Task to complete:
Only the number is wanted: how many lines in the data contain "fill"?

Information supplied:
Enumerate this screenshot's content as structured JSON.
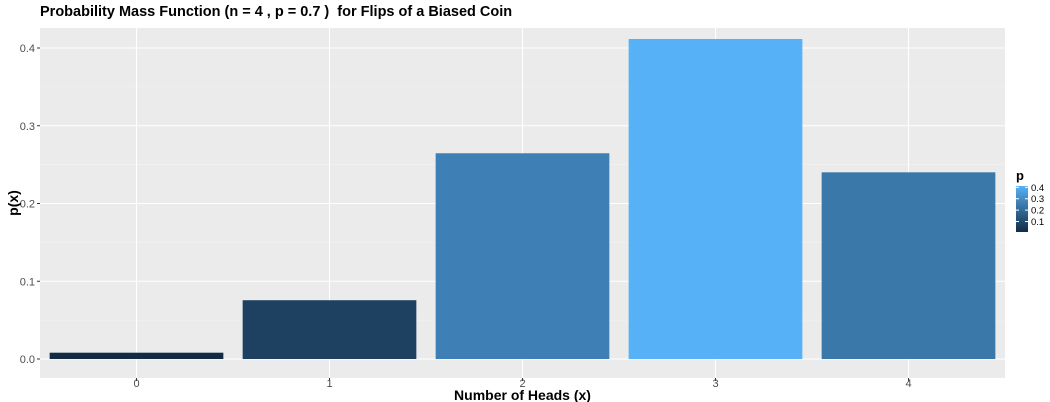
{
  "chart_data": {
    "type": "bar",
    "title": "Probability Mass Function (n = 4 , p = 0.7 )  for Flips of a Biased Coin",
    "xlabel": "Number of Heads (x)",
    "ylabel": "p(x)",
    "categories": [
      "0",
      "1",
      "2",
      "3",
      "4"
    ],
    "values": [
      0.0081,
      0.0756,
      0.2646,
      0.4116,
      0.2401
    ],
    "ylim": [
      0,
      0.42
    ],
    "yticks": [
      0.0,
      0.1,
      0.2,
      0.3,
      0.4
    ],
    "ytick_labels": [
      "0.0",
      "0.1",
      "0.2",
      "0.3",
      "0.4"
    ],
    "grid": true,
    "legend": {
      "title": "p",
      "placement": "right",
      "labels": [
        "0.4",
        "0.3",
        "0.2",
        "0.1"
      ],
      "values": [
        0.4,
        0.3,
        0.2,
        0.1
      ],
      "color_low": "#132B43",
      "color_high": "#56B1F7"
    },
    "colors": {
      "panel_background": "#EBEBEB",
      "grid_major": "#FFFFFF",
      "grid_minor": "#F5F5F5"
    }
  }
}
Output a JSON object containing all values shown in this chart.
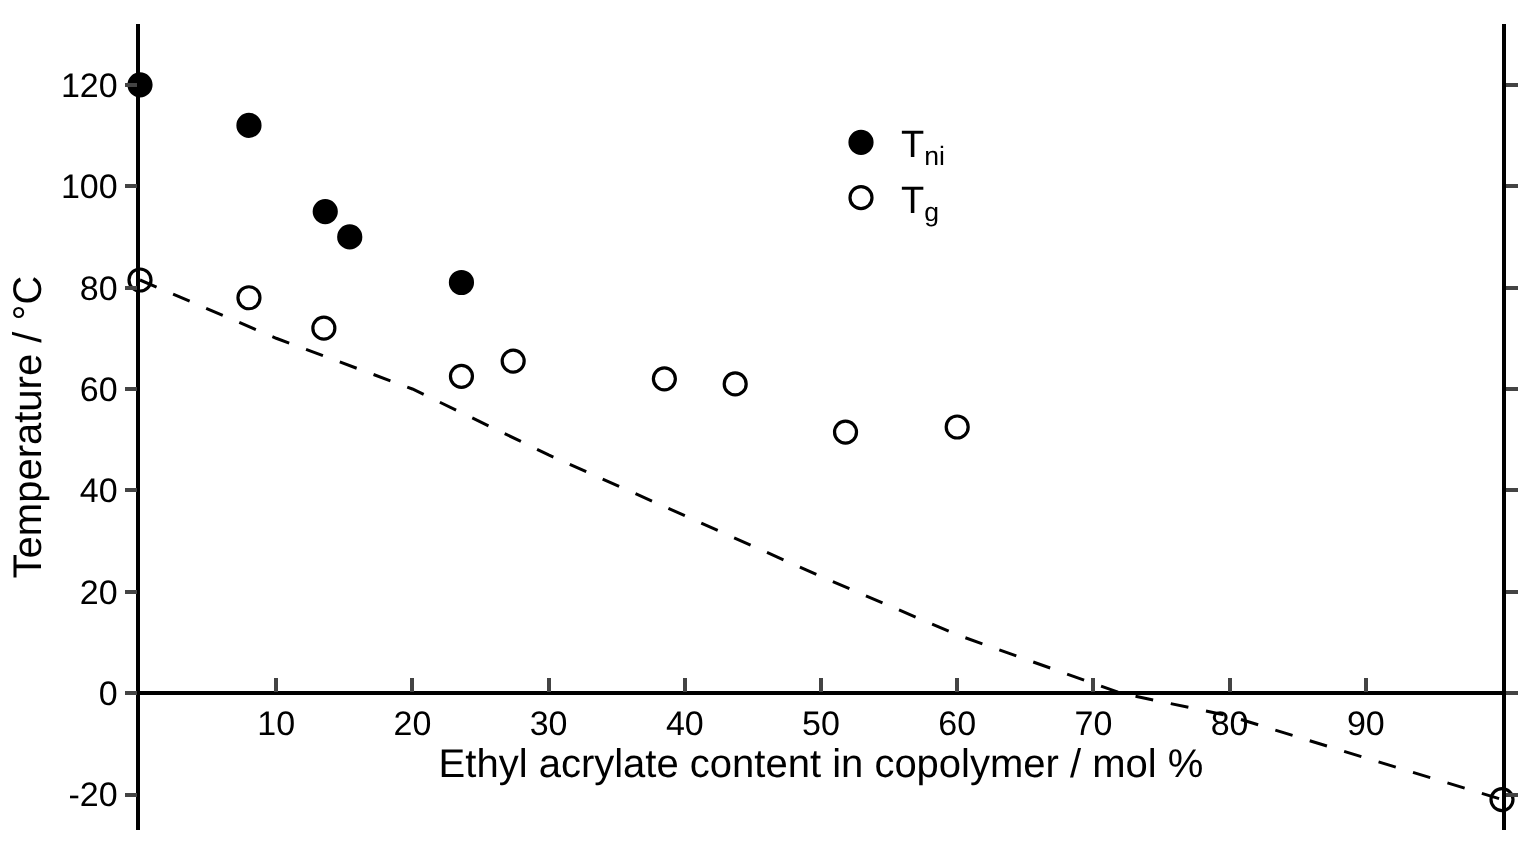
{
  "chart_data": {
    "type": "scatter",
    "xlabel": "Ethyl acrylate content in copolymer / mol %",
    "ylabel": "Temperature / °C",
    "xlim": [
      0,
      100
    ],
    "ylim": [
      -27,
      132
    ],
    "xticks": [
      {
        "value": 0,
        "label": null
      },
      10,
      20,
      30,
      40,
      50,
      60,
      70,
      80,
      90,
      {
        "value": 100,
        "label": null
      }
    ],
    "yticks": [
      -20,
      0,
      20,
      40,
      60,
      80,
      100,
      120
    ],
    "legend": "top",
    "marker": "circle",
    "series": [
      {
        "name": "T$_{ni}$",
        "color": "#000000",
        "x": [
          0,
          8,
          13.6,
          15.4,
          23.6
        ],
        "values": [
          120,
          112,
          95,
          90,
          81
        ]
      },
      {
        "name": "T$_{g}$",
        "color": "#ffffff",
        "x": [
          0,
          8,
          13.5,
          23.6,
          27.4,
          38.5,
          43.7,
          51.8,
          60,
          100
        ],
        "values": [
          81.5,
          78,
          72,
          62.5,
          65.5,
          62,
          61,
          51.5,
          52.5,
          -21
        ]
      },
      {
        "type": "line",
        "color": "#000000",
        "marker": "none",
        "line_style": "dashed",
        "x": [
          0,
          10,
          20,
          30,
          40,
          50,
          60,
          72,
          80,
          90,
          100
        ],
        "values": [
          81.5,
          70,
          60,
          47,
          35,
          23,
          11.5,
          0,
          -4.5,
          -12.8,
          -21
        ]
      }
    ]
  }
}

...

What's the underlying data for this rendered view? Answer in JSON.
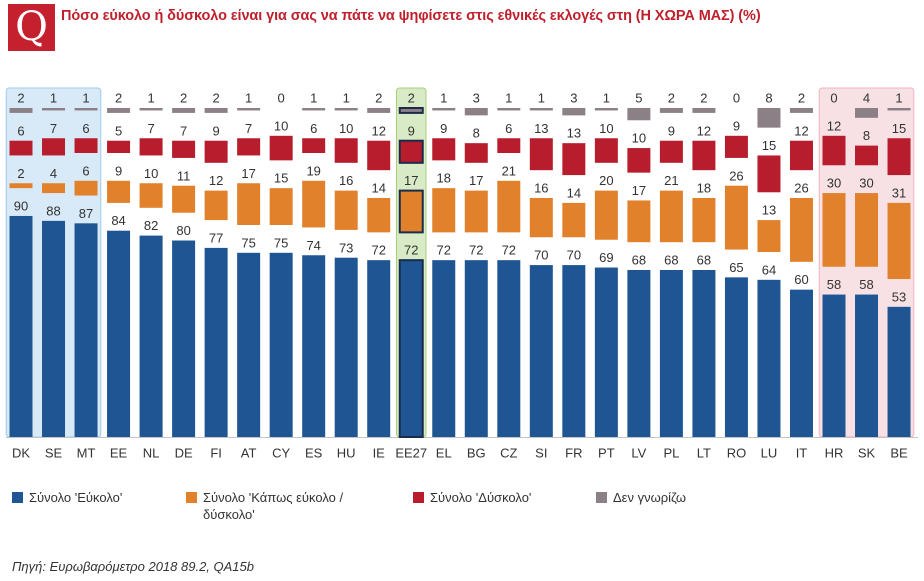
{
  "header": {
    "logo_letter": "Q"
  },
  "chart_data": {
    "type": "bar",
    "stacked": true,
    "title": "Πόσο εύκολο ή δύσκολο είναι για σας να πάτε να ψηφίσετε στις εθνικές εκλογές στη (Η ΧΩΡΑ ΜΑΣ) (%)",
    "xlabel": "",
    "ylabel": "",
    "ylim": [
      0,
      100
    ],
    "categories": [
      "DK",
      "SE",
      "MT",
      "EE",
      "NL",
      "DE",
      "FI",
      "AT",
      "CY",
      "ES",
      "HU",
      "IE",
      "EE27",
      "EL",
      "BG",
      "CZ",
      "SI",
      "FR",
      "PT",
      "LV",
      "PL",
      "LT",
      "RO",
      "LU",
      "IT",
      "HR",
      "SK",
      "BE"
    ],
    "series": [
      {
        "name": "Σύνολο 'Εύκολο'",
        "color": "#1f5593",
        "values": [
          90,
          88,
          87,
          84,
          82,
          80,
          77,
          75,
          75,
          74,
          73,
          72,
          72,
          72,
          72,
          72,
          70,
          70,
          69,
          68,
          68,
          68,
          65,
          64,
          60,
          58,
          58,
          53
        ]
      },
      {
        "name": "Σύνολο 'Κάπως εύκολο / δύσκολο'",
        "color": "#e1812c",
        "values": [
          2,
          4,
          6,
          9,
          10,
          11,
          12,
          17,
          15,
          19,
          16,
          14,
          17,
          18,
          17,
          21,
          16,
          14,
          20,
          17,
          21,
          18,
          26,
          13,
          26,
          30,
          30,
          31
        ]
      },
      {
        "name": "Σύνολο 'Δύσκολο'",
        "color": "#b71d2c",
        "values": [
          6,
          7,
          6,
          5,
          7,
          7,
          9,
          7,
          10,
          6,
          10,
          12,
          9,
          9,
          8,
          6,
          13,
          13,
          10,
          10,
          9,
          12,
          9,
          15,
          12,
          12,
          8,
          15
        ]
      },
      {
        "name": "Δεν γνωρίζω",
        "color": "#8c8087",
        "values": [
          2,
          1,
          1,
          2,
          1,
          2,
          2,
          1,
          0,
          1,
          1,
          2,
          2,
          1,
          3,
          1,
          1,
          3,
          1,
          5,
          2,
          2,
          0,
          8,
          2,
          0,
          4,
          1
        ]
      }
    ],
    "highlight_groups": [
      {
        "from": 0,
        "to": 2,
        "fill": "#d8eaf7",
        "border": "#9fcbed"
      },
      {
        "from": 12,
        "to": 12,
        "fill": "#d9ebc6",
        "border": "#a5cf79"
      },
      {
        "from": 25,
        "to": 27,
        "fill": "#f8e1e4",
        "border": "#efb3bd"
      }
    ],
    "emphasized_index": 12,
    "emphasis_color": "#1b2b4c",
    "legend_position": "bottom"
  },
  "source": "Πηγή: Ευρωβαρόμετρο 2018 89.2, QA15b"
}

Result for this task:
3